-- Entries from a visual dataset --

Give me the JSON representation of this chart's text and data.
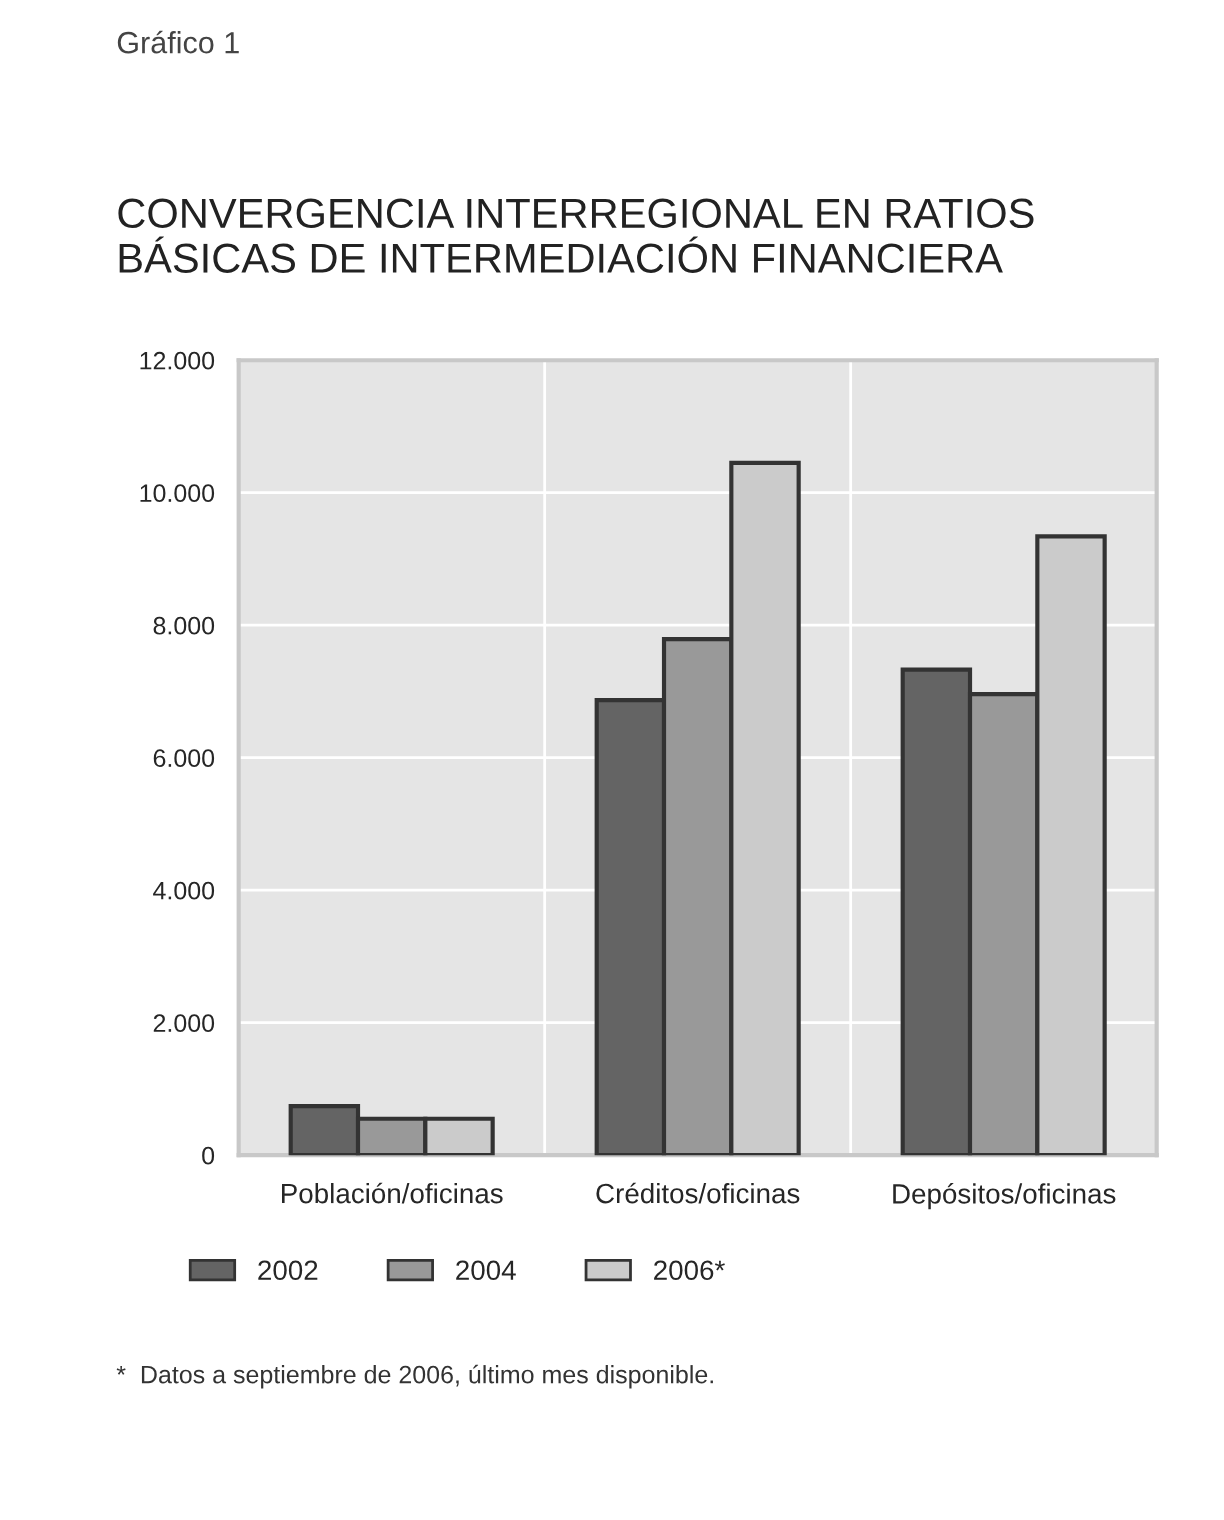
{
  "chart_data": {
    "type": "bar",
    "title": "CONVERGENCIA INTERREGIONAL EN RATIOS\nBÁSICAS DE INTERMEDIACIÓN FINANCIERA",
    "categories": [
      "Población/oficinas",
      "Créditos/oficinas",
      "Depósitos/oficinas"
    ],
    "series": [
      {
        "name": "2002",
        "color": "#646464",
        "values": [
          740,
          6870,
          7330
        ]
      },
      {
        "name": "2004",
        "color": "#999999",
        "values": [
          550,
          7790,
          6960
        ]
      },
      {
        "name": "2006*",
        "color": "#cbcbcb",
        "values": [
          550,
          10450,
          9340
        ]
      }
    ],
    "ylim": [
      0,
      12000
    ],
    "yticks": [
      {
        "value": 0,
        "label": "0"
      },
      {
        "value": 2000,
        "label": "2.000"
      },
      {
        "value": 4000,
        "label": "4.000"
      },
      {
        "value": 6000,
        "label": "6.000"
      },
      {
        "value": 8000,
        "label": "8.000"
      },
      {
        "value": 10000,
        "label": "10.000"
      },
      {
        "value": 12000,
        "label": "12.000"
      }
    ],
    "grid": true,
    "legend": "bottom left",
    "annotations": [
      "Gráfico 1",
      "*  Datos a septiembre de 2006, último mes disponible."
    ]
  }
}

-- Task brief --
Each line that contains the word "label" counts toward the total; give only that total.

-- Task answer --
7